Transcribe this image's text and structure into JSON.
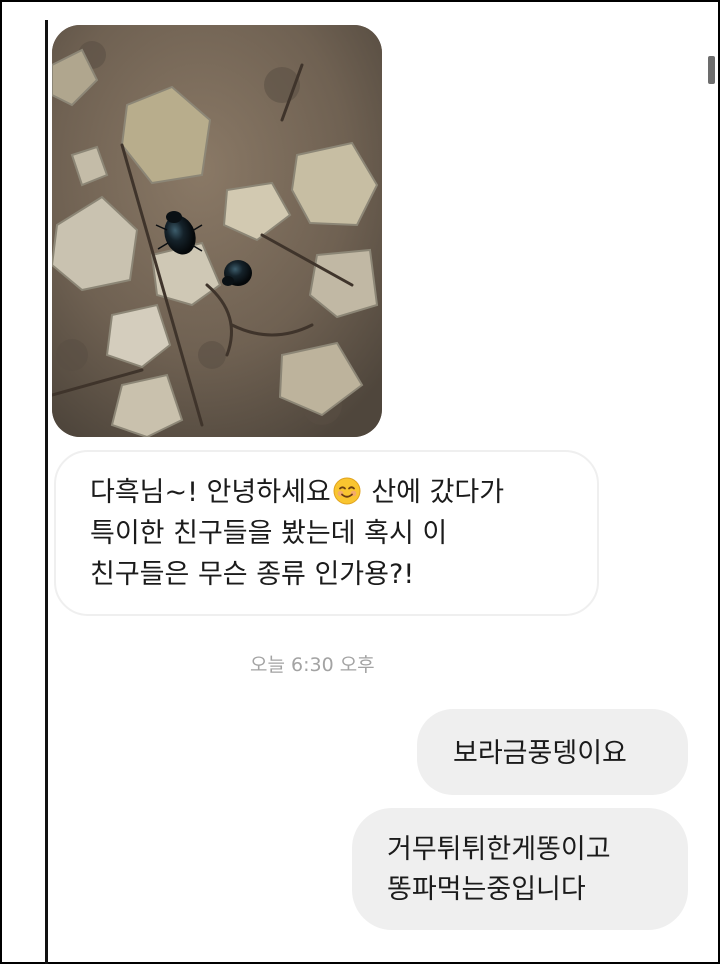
{
  "thread": {
    "photo": {
      "subject": "two dark beetles on rocky soil"
    },
    "incoming_message": {
      "lines": [
        {
          "before_emoji": "다흑님~! 안녕하세요",
          "emoji": "smiling-face-emoji",
          "after_emoji": " 산에 갔다가"
        },
        {
          "text": "특이한 친구들을 봤는데 혹시 이"
        },
        {
          "text": "친구들은 무슨 종류 인가용?!"
        }
      ]
    },
    "timestamp": "오늘 6:30 오후",
    "outgoing_messages": [
      {
        "lines": [
          "보라금풍뎅이요"
        ]
      },
      {
        "lines": [
          "거무튀튀한게똥이고",
          "똥파먹는중입니다"
        ]
      }
    ]
  },
  "colors": {
    "page_background": "#ffffff",
    "outgoing_bubble": "#efefef",
    "incoming_bubble_border": "#efefef",
    "timestamp_text": "#a3a3a3",
    "message_text": "#1b1b1b"
  }
}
====
Each record above should come back exactly the same, only without its pictures.

▶ _Exercise response_
Transcribe this image's text and structure into JSON.
{
  "thread": {
    "photo": {
      "subject": "two dark beetles on rocky soil"
    },
    "incoming_message": {
      "lines": [
        {
          "before_emoji": "다흑님~! 안녕하세요",
          "emoji": "smiling-face-emoji",
          "after_emoji": " 산에 갔다가"
        },
        {
          "text": "특이한 친구들을 봤는데 혹시 이"
        },
        {
          "text": "친구들은 무슨 종류 인가용?!"
        }
      ]
    },
    "timestamp": "오늘 6:30 오후",
    "outgoing_messages": [
      {
        "lines": [
          "보라금풍뎅이요"
        ]
      },
      {
        "lines": [
          "거무튀튀한게똥이고",
          "똥파먹는중입니다"
        ]
      }
    ]
  },
  "colors": {
    "page_background": "#ffffff",
    "outgoing_bubble": "#efefef",
    "incoming_bubble_border": "#efefef",
    "timestamp_text": "#a3a3a3",
    "message_text": "#1b1b1b"
  }
}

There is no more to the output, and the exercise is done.